Goal »
Your answer is a single number: how many lines hold the word "Internet"?

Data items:
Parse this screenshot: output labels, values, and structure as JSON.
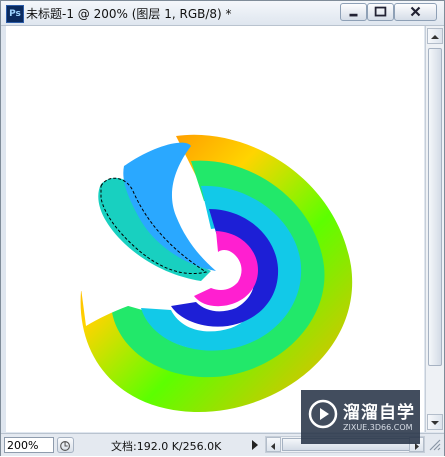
{
  "window": {
    "app_icon": "Ps",
    "title": "未标题-1 @ 200% (图层 1, RGB/8) *"
  },
  "status": {
    "zoom": "200%",
    "doc_info": "文档:192.0 K/256.0K"
  },
  "watermark": {
    "title": "溜溜自学",
    "url": "ZIXUE.3D66.COM"
  },
  "icons": {
    "minimize": "minimize-icon",
    "maximize": "maximize-icon",
    "close": "close-icon",
    "scroll_up": "arrow-up-icon",
    "scroll_down": "arrow-down-icon",
    "scroll_left": "arrow-left-icon",
    "scroll_right": "arrow-right-icon",
    "navigator": "navigator-icon",
    "status_menu": "triangle-right-icon",
    "watermark_logo": "play-logo-icon"
  },
  "colors": {
    "window_chrome": "#dfe6ef",
    "canvas": "#ffffff",
    "watermark_bg": "#283448"
  }
}
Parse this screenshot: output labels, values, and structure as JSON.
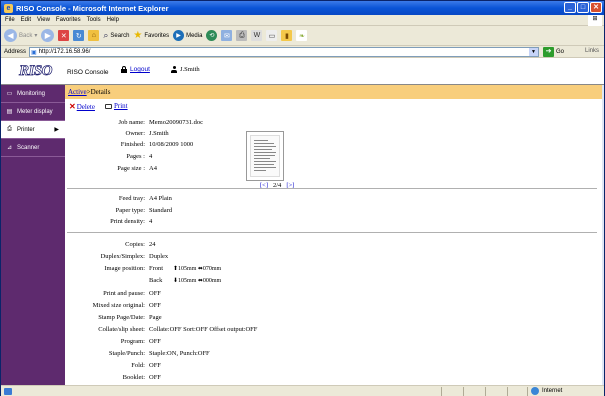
{
  "window": {
    "title": "RISO Console - Microsoft Internet Explorer"
  },
  "menu": [
    "File",
    "Edit",
    "View",
    "Favorites",
    "Tools",
    "Help"
  ],
  "toolbar": {
    "back": "Back",
    "search": "Search",
    "favorites": "Favorites",
    "media": "Media"
  },
  "address": {
    "label": "Address",
    "url": "http://172.16.58.96/",
    "go": "Go",
    "links": "Links"
  },
  "header": {
    "logo": "RISO",
    "console_label": "RISO Console",
    "logout": "Logout",
    "user": "J.Smith"
  },
  "sidebar": {
    "items": [
      {
        "label": "Monitoring",
        "icon": "monitor-icon"
      },
      {
        "label": "Meter display",
        "icon": "meter-icon"
      },
      {
        "label": "Printer",
        "icon": "printer-icon"
      },
      {
        "label": "Scanner",
        "icon": "scanner-icon"
      }
    ]
  },
  "breadcrumb": {
    "link": "Active",
    "separator": ">",
    "current": "Details"
  },
  "actions": {
    "delete": "Delete",
    "print": "Print"
  },
  "details": {
    "job_name": {
      "label": "Job name:",
      "value": "Memo20090731.doc"
    },
    "owner": {
      "label": "Owner:",
      "value": "J.Smith"
    },
    "finished": {
      "label": "Finished:",
      "value": "10/08/2009 1000"
    },
    "pages": {
      "label": "Pages :",
      "value": "4"
    },
    "page_size": {
      "label": "Page size :",
      "value": "A4"
    },
    "feed_tray": {
      "label": "Feed tray:",
      "value": "A4 Plain"
    },
    "paper_type": {
      "label": "Paper type:",
      "value": "Standard"
    },
    "print_density": {
      "label": "Print density:",
      "value": "4"
    },
    "copies": {
      "label": "Copies:",
      "value": "24"
    },
    "duplex": {
      "label": "Duplex/Simplex:",
      "value": "Duplex"
    },
    "image_position": {
      "label": "Image position:",
      "front_label": "Front",
      "front_value": "⬆105mm ⬌070mm",
      "back_label": "Back",
      "back_value": "⬇105mm ⬌000mm"
    },
    "print_pause": {
      "label": "Print and pause:",
      "value": "OFF"
    },
    "mixed_size": {
      "label": "Mixed size original:",
      "value": "OFF"
    },
    "stamp": {
      "label": "Stamp Page/Date:",
      "value": "Page"
    },
    "collate": {
      "label": "Collate/slip sheet:",
      "value": "Collate:OFF  Sort:OFF Offset output:OFF"
    },
    "program": {
      "label": "Program:",
      "value": "OFF"
    },
    "staple": {
      "label": "Staple/Punch:",
      "value": "Staple:ON, Punch:OFF"
    },
    "fold": {
      "label": "Fold:",
      "value": "OFF"
    },
    "booklet": {
      "label": "Booklet:",
      "value": "OFF"
    }
  },
  "preview": {
    "prev": "[<]",
    "page": "2/4",
    "next": "[>]"
  },
  "status": {
    "zone": "Internet"
  }
}
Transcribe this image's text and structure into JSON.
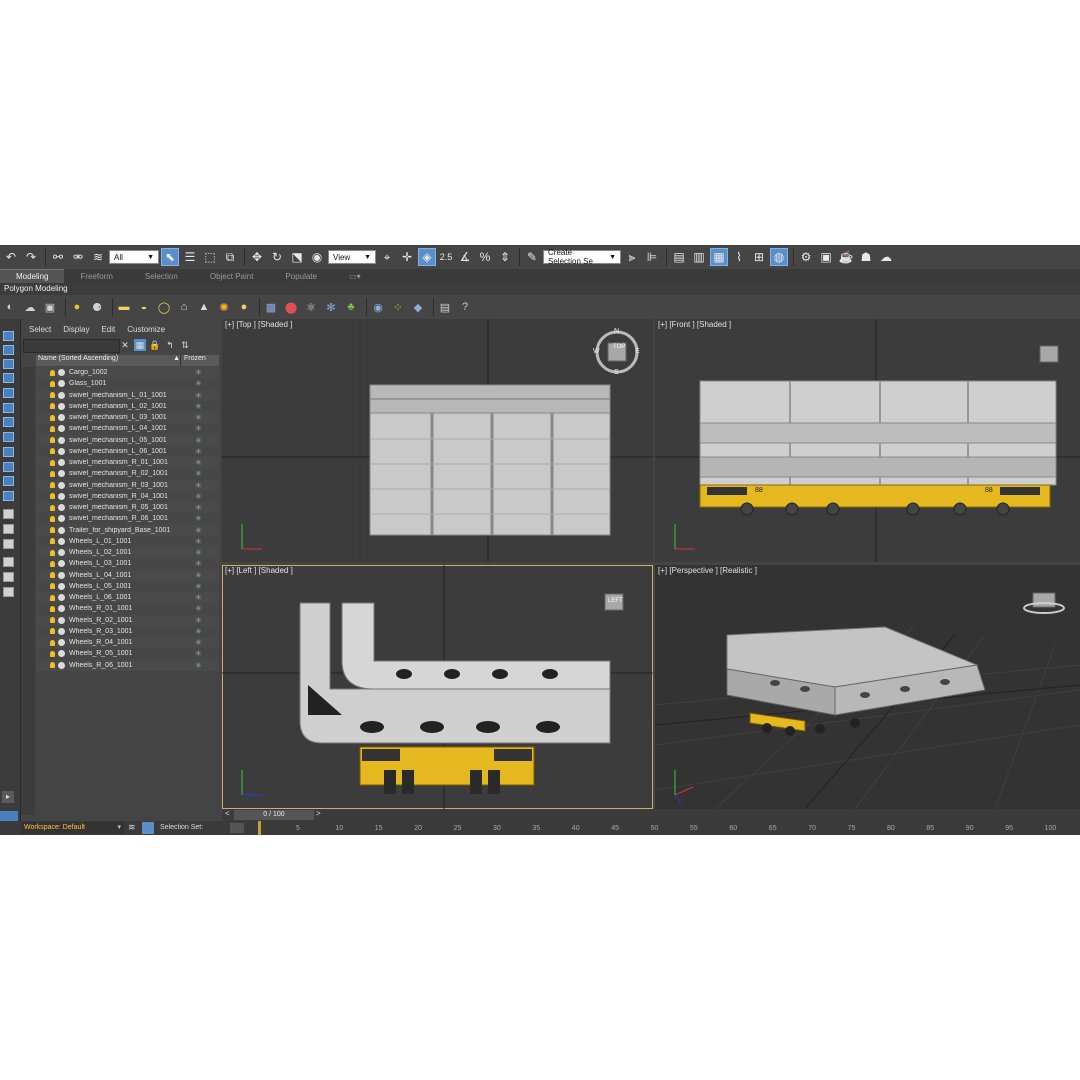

Reply to the task »
2